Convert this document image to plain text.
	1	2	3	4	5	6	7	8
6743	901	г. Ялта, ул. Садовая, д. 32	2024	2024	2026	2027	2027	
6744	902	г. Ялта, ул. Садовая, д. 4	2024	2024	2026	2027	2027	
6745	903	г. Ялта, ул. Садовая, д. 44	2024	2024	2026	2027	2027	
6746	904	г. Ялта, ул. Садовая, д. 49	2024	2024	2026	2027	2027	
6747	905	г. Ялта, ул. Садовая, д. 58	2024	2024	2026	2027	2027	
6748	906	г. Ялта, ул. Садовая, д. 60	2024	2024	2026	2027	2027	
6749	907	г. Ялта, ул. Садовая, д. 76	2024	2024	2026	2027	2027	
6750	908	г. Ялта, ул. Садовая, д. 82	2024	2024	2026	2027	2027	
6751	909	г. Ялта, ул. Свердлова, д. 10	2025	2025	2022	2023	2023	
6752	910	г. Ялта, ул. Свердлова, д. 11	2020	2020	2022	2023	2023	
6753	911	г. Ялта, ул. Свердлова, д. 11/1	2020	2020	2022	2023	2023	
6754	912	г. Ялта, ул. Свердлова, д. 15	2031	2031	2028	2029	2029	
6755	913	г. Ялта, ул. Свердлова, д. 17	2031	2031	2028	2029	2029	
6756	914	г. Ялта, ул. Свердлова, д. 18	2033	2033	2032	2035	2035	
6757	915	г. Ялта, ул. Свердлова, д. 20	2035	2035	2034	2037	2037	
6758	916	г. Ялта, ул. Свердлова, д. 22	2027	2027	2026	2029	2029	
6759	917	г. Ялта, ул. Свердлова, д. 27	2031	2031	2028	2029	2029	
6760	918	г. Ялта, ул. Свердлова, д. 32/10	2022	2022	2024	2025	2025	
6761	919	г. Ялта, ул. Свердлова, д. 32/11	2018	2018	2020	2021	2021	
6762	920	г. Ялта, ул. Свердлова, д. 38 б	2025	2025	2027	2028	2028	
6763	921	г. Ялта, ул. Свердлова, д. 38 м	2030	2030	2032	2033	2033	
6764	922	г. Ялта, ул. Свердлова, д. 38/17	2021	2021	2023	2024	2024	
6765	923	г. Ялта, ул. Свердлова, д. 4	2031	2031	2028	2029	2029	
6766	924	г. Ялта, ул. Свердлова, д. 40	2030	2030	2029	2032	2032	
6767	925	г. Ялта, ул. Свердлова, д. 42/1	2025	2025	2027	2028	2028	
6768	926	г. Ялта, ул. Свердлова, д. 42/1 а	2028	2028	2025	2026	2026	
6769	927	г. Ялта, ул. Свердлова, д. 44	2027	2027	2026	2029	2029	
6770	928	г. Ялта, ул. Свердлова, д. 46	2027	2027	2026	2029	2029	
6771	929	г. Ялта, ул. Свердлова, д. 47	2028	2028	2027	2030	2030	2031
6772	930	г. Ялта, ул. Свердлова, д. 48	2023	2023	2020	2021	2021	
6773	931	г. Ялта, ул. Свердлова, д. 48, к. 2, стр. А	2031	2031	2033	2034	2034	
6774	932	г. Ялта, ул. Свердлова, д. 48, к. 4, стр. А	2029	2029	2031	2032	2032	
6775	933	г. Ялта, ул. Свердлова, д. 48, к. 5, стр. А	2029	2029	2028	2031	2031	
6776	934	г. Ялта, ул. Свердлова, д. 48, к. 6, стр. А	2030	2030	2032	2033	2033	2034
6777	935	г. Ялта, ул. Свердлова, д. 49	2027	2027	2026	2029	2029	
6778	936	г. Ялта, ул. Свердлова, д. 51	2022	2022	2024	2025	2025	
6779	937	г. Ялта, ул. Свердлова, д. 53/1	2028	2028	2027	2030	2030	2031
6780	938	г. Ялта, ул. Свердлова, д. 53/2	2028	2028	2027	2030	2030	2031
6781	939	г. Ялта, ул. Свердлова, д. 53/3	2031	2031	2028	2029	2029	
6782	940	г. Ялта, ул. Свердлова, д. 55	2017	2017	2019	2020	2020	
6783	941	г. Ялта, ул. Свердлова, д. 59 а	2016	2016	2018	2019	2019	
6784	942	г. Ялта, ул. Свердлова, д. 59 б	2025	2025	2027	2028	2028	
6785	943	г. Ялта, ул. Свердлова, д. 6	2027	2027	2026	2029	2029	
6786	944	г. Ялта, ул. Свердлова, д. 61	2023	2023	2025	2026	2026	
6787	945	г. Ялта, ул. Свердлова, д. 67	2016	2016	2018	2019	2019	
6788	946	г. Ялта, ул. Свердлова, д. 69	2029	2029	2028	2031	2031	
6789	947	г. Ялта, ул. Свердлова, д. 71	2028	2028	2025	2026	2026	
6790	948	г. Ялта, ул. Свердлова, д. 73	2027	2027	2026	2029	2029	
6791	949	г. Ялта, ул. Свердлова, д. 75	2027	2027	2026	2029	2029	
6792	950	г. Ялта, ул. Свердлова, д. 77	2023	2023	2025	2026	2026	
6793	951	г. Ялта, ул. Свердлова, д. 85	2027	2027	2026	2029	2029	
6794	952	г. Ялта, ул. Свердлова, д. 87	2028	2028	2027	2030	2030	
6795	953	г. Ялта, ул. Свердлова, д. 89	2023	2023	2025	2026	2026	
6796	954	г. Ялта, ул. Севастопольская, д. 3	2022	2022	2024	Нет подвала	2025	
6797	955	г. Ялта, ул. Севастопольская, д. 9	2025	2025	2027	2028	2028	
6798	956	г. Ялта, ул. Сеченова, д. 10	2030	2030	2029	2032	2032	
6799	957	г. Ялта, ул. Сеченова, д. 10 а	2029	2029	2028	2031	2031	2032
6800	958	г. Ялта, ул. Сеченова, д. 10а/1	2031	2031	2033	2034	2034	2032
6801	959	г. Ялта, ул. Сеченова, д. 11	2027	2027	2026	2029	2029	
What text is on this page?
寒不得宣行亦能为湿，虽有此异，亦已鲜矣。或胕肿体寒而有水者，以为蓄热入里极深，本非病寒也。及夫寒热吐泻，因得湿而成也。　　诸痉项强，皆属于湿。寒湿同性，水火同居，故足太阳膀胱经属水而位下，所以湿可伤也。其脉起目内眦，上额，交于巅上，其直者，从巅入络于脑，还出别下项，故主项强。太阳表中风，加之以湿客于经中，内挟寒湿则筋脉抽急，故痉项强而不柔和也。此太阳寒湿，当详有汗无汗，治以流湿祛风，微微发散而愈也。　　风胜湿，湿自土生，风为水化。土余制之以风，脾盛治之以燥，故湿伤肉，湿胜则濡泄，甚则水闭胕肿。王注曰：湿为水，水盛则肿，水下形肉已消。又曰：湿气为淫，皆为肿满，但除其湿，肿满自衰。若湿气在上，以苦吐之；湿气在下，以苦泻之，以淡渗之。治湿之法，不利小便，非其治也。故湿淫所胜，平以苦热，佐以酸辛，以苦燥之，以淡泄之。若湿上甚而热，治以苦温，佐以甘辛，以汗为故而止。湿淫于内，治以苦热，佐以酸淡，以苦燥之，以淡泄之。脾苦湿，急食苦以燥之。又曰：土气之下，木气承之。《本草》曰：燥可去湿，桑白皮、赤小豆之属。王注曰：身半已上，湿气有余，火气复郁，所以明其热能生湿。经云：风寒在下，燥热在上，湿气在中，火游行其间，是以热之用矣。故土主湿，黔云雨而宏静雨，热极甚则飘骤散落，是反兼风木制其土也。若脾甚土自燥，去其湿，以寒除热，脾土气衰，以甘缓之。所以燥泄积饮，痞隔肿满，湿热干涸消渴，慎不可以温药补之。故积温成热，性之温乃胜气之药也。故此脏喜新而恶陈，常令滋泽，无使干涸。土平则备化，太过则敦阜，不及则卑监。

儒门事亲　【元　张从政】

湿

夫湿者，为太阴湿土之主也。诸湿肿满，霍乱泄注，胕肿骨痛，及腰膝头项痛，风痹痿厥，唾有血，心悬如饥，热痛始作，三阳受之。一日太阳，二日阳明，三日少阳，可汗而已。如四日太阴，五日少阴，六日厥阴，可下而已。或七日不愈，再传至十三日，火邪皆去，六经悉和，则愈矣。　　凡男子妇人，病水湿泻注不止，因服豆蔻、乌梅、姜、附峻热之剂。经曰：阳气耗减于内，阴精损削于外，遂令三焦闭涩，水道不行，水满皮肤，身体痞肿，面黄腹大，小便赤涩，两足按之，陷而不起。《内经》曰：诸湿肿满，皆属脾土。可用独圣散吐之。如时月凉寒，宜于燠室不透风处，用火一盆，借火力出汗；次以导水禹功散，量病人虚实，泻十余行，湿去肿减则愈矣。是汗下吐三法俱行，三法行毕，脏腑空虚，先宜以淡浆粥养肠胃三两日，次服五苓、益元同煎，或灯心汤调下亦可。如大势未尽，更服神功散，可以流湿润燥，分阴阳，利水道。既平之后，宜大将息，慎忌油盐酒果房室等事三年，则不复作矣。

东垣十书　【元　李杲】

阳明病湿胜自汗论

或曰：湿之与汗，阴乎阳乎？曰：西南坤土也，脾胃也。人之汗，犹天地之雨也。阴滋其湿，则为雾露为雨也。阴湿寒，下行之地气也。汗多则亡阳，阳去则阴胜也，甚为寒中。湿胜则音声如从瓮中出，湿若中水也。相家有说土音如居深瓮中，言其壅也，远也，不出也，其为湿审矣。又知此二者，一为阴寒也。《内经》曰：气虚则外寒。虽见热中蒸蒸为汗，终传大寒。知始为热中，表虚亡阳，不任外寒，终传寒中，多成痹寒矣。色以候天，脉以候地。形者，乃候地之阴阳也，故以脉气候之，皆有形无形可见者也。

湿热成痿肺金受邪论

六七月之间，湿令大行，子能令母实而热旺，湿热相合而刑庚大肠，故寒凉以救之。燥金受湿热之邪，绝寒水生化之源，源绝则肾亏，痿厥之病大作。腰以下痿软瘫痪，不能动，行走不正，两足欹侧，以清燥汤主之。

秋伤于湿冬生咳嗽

::::

#### Directions
Using the material above, report each line where "Садовая" occurs.

#### Complete answer
6743	901	г. Ялта, ул. Садовая, д. 32	2024	2024	2026	2027	2027	
6744	902	г. Ялта, ул. Садовая, д. 4	2024	2024	2026	2027	2027	
6745	903	г. Ялта, ул. Садовая, д. 44	2024	2024	2026	2027	2027	
6746	904	г. Ялта, ул. Садовая, д. 49	2024	2024	2026	2027	2027	
6747	905	г. Ялта, ул. Садовая, д. 58	2024	2024	2026	2027	2027	
6748	906	г. Ялта, ул. Садовая, д. 60	2024	2024	2026	2027	2027	
6749	907	г. Ялта, ул. Садовая, д. 76	2024	2024	2026	2027	2027	
6750	908	г. Ялта, ул. Садовая, д. 82	2024	2024	2026	2027	2027	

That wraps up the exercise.